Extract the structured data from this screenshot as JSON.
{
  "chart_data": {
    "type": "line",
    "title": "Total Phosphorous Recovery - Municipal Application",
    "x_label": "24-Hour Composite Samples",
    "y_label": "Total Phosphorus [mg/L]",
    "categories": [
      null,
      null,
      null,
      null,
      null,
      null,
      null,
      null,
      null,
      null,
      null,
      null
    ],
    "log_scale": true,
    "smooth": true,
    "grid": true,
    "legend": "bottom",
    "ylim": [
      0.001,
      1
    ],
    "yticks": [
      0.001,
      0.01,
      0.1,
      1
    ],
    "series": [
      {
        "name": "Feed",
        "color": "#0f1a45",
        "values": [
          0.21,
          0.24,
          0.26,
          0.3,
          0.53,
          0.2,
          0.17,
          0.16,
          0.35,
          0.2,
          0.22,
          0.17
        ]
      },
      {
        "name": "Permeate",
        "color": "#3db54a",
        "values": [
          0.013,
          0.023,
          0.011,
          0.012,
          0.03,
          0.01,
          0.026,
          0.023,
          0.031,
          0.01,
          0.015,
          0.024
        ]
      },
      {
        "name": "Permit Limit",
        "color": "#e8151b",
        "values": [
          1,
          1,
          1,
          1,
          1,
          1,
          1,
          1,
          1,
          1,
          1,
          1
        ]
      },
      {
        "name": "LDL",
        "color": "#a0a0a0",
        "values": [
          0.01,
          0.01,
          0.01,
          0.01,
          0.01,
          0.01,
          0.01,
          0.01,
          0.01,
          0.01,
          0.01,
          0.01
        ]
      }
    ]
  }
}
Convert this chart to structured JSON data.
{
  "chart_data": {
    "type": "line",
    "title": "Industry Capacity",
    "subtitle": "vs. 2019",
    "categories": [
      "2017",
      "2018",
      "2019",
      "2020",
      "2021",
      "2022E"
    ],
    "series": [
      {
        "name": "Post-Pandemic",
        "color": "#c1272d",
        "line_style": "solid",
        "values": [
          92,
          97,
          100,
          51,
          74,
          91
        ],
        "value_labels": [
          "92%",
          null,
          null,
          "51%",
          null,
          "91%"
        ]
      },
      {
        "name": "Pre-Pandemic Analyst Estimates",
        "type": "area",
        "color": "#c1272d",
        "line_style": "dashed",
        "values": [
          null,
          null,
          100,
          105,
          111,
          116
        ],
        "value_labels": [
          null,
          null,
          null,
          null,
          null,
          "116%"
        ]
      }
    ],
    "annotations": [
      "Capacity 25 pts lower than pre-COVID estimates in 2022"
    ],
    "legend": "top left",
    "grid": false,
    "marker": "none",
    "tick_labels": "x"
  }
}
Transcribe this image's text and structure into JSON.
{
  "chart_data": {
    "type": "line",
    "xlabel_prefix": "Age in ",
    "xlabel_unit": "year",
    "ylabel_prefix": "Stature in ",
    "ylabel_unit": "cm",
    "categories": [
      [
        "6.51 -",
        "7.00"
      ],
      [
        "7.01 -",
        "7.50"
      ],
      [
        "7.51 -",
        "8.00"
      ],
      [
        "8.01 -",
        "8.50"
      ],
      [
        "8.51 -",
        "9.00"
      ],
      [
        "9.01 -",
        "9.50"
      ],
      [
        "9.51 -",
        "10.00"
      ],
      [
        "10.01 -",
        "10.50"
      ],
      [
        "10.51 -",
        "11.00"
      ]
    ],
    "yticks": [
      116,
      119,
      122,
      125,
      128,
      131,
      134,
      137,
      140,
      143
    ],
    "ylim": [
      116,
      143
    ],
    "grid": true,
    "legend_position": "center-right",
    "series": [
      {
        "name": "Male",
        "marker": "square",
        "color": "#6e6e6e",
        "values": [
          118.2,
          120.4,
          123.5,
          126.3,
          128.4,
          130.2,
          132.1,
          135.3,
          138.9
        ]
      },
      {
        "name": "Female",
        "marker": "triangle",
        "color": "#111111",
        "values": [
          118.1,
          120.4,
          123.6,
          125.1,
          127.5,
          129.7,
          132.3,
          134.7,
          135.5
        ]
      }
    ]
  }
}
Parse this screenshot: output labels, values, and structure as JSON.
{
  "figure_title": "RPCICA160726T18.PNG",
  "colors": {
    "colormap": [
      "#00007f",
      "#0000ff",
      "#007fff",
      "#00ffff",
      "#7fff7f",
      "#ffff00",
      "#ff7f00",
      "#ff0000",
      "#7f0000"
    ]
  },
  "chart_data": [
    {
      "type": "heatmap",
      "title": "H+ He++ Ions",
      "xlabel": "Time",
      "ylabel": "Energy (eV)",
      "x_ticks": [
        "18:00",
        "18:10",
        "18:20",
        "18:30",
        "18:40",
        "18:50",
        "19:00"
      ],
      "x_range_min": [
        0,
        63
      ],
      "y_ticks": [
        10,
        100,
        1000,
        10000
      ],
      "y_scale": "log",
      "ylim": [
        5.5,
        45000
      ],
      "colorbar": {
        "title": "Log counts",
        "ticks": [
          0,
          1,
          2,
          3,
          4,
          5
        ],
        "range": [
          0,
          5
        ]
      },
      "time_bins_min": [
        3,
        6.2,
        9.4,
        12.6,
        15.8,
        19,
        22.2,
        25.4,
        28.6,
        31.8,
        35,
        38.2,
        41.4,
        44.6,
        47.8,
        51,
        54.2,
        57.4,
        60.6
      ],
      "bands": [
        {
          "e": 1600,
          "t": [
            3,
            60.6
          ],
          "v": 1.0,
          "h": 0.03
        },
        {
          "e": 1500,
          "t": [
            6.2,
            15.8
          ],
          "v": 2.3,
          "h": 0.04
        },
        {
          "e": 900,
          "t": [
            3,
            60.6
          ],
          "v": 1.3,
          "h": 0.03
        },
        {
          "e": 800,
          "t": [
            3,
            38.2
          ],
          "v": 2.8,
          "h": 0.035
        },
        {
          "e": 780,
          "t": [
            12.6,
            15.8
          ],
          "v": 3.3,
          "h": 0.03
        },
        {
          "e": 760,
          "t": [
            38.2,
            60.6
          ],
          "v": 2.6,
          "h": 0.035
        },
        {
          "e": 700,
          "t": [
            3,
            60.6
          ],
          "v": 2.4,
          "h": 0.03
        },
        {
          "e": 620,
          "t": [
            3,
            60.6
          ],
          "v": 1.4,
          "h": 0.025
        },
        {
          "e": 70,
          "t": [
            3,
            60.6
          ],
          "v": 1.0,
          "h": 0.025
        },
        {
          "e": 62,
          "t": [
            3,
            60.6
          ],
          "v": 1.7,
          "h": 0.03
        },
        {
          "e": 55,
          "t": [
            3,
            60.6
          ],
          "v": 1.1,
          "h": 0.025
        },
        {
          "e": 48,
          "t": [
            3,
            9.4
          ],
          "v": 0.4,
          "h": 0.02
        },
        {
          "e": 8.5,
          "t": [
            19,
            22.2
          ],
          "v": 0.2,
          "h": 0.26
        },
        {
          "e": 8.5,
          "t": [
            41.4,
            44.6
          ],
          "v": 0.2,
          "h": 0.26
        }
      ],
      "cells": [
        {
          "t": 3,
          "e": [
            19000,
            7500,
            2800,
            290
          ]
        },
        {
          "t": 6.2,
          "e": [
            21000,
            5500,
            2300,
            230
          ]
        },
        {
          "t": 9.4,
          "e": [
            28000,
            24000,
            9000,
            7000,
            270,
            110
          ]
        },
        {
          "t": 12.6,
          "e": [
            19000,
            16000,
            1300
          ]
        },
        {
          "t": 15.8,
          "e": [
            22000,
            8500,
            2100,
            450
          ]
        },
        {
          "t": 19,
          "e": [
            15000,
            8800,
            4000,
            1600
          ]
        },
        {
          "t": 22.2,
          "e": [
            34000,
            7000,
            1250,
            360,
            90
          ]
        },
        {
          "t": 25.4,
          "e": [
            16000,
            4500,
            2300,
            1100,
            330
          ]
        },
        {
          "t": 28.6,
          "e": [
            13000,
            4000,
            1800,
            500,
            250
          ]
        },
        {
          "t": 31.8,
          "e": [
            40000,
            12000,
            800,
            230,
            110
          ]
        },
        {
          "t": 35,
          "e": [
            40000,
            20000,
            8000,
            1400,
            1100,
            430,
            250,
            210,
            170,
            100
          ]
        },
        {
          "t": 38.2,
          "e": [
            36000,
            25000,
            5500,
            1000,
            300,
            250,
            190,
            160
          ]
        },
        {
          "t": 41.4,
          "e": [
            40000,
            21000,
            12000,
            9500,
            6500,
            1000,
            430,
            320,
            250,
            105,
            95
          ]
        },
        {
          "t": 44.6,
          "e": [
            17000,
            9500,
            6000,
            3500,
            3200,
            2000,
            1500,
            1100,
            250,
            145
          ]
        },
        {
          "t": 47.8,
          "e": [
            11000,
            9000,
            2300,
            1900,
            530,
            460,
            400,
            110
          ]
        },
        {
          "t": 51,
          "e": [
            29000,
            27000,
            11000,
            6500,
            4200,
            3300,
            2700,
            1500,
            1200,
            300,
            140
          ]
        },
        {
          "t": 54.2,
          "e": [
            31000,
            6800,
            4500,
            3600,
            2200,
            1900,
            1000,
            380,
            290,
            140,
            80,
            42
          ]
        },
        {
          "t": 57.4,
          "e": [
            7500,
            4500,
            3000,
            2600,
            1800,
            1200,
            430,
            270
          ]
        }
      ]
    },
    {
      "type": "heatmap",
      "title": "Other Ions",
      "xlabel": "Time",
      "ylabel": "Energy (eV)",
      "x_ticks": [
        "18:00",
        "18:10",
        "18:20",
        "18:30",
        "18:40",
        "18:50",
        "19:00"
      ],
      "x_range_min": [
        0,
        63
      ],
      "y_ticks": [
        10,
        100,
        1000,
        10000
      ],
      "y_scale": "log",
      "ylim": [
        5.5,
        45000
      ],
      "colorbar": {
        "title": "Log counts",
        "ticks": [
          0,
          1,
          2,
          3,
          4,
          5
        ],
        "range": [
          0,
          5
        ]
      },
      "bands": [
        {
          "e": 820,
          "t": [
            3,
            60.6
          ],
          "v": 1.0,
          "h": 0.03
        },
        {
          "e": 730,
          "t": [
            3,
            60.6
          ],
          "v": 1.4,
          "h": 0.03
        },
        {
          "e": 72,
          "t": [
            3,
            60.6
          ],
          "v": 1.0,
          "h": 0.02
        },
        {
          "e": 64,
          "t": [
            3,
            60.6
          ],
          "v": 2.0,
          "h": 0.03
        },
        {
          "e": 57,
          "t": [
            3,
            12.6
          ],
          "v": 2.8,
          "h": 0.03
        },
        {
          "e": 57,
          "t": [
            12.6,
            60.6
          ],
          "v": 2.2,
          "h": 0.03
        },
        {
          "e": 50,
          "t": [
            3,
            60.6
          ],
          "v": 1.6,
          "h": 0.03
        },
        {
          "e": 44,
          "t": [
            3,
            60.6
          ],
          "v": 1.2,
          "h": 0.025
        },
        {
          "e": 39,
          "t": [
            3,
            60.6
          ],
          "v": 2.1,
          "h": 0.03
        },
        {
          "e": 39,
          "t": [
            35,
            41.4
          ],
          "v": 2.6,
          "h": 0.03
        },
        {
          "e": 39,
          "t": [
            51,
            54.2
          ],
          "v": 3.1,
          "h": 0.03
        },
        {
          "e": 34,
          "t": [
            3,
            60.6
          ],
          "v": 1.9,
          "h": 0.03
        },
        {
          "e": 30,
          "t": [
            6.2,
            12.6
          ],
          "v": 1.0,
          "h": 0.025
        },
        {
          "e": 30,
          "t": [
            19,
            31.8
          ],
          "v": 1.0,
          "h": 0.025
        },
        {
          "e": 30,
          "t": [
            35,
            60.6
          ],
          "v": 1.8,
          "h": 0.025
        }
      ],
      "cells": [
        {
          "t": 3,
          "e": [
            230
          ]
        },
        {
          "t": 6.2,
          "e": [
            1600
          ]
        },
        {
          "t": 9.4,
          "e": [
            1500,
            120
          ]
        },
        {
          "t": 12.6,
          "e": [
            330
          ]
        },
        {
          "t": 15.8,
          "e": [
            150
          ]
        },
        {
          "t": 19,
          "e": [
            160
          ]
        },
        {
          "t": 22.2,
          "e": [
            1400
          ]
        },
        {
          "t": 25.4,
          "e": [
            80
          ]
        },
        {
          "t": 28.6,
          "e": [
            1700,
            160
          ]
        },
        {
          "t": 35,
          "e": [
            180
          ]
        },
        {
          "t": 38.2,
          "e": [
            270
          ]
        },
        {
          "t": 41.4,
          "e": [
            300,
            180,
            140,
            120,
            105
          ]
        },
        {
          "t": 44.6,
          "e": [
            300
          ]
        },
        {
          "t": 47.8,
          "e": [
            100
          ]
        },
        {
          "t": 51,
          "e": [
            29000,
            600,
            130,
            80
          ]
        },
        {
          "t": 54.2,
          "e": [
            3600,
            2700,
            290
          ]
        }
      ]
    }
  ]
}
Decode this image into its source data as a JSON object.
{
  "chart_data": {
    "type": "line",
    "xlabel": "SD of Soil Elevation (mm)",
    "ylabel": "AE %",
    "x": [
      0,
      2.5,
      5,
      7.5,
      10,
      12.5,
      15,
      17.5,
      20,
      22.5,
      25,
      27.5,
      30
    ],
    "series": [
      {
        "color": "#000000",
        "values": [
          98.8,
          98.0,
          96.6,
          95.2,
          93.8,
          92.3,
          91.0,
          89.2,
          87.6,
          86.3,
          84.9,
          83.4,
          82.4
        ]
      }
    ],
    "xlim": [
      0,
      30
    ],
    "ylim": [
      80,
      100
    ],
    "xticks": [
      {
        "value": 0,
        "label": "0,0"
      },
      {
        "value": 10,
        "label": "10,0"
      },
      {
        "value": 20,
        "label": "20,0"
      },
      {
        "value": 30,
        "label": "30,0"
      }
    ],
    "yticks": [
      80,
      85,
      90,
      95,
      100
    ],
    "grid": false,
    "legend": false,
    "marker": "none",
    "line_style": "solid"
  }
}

----

* [Goal]: Return each line of the data that contains the string "this".

* [The completed task]:
Extract the structured data from this screenshot as JSON.
Convert this chart to structured JSON data.
Transcribe this image's text and structure into JSON.
Parse this screenshot: output labels, values, and structure as JSON.
Decode this image into its source data as a JSON object.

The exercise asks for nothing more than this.